▶ **DATA EXCERPTS**:
—————
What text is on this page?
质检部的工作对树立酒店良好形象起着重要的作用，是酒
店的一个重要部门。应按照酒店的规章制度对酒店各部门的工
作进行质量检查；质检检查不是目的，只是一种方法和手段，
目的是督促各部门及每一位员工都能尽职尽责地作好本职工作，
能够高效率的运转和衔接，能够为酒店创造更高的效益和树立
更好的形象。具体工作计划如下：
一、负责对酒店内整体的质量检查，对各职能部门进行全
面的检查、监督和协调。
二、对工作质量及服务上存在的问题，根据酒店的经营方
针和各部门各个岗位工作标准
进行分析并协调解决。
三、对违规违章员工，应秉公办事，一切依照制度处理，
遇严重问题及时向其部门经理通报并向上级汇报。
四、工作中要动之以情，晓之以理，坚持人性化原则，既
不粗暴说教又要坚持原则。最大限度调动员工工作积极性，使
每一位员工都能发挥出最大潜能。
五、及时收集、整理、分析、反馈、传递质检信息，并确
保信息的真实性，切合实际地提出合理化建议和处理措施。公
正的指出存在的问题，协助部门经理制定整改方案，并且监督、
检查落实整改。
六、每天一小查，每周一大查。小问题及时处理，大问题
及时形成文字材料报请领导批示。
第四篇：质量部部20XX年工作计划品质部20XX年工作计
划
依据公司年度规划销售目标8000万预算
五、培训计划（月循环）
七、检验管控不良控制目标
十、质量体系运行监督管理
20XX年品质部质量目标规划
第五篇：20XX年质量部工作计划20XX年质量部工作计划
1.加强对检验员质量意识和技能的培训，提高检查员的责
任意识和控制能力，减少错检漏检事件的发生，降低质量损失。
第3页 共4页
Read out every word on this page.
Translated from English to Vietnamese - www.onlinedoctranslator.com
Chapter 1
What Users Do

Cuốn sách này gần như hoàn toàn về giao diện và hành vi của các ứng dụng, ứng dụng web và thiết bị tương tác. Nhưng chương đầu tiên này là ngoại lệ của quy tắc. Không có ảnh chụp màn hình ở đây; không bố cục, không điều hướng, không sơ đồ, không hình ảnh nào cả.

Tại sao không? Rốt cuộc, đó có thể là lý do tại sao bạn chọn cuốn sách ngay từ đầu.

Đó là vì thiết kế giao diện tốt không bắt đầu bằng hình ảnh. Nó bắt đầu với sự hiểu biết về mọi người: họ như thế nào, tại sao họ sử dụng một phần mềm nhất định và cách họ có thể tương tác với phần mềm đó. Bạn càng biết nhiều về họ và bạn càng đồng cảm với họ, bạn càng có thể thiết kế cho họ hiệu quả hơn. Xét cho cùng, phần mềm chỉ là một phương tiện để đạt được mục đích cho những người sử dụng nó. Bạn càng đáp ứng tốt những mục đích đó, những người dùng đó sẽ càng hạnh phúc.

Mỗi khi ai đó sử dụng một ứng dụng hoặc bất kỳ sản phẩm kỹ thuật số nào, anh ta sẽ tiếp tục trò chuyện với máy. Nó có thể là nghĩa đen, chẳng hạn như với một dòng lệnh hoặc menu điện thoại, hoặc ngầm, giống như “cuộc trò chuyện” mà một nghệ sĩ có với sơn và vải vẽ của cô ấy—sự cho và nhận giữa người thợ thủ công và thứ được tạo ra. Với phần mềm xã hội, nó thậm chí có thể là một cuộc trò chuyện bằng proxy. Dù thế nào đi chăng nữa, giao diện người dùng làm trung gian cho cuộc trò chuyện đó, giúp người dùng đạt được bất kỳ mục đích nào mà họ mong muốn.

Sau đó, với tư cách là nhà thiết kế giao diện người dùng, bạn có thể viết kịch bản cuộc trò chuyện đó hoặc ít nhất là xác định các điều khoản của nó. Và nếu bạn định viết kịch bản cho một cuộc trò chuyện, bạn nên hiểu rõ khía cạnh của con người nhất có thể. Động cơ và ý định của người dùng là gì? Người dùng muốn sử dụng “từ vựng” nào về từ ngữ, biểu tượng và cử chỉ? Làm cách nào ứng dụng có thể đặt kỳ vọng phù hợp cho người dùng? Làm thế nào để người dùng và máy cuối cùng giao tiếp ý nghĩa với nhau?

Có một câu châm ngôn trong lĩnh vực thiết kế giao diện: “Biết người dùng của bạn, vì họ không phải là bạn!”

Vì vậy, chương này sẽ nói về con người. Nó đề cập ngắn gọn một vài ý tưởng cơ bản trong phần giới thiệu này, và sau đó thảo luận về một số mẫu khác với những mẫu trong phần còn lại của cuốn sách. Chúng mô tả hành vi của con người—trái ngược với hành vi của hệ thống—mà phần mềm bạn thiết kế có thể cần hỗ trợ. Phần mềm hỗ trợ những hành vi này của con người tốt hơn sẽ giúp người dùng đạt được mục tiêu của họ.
—————
▶ **WHAT IS NEEDED**:
Pick out the lines above containing the word "tiếp", then copy them.

▶ **FINISHED EXERCISE**:
Mỗi khi ai đó sử dụng một ứng dụng hoặc bất kỳ sản phẩm kỹ thuật số nào, anh ta sẽ tiếp tục trò chuyện với máy. Nó có thể là nghĩa đen, chẳng hạn như với một dòng lệnh hoặc menu điện thoại, hoặc ngầm, giống như “cuộc trò chuyện” mà một nghệ sĩ có với sơn và vải vẽ của cô ấy—sự cho và nhận giữa người thợ thủ công và thứ được tạo ra. Với phần mềm xã hội, nó thậm chí có thể là một cuộc trò chuyện bằng proxy. Dù thế nào đi chăng nữa, giao diện người dùng làm trung gian cho cuộc trò chuyện đó, giúp người dùng đạt được bất kỳ mục đích nào mà họ mong muốn.
Sau đó, với tư cách là nhà thiết kế giao diện người dùng, bạn có thể viết kịch bản cuộc trò chuyện đó hoặc ít nhất là xác định các điều khoản của nó. Và nếu bạn định viết kịch bản cho một cuộc trò chuyện, bạn nên hiểu rõ khía cạnh của con người nhất có thể. Động cơ và ý định của người dùng là gì? Người dùng muốn sử dụng “từ vựng” nào về từ ngữ, biểu tượng và cử chỉ? Làm cách nào ứng dụng có thể đặt kỳ vọng phù hợp cho người dùng? Làm thế nào để người dùng và máy cuối cùng giao tiếp ý nghĩa với nhau?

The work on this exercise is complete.